Entries provided:
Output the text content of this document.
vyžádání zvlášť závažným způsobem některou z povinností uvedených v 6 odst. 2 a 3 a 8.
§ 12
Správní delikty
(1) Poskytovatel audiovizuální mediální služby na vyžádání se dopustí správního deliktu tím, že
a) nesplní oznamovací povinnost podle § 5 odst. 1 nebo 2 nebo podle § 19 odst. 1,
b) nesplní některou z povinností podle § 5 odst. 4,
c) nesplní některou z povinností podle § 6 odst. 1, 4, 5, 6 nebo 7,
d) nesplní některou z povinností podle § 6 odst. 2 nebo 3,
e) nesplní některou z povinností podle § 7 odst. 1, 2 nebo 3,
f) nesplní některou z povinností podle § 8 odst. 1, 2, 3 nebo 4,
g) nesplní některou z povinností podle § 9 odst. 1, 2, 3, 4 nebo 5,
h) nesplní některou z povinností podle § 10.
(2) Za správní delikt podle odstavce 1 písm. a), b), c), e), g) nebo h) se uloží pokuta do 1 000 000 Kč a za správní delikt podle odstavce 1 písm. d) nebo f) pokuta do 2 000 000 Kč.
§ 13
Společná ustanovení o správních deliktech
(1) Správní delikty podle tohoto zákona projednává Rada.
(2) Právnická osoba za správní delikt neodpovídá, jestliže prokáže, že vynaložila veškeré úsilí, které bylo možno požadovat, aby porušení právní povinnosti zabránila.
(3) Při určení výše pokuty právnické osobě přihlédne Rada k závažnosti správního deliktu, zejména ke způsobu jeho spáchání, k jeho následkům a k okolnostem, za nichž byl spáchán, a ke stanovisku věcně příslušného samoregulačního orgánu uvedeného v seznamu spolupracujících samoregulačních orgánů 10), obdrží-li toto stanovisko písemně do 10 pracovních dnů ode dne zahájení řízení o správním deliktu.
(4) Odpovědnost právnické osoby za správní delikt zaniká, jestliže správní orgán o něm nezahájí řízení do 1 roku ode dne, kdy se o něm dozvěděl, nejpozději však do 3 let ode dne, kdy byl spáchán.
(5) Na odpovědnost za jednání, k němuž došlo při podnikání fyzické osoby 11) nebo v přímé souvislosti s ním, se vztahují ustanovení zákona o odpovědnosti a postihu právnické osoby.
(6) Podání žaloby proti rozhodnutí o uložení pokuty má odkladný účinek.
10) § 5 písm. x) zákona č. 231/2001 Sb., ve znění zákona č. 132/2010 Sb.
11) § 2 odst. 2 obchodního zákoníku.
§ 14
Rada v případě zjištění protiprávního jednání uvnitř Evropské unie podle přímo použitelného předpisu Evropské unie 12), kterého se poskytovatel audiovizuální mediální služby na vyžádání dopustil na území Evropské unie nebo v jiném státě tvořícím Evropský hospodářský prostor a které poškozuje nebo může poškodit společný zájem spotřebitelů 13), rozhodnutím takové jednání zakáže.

Written task:
Filter the listing above by the word "jestliže"; copy each line that passes.

Full response:
(2) Právnická osoba za správní delikt neodpovídá, jestliže prokáže, že vynaložila veškeré úsilí, které bylo možno požadovat, aby porušení právní povinnosti zabránila.
(4) Odpovědnost právnické osoby za správní delikt zaniká, jestliže správní orgán o něm nezahájí řízení do 1 roku ode dne, kdy se o něm dozvěděl, nejpozději však do 3 let ode dne, kdy byl spáchán.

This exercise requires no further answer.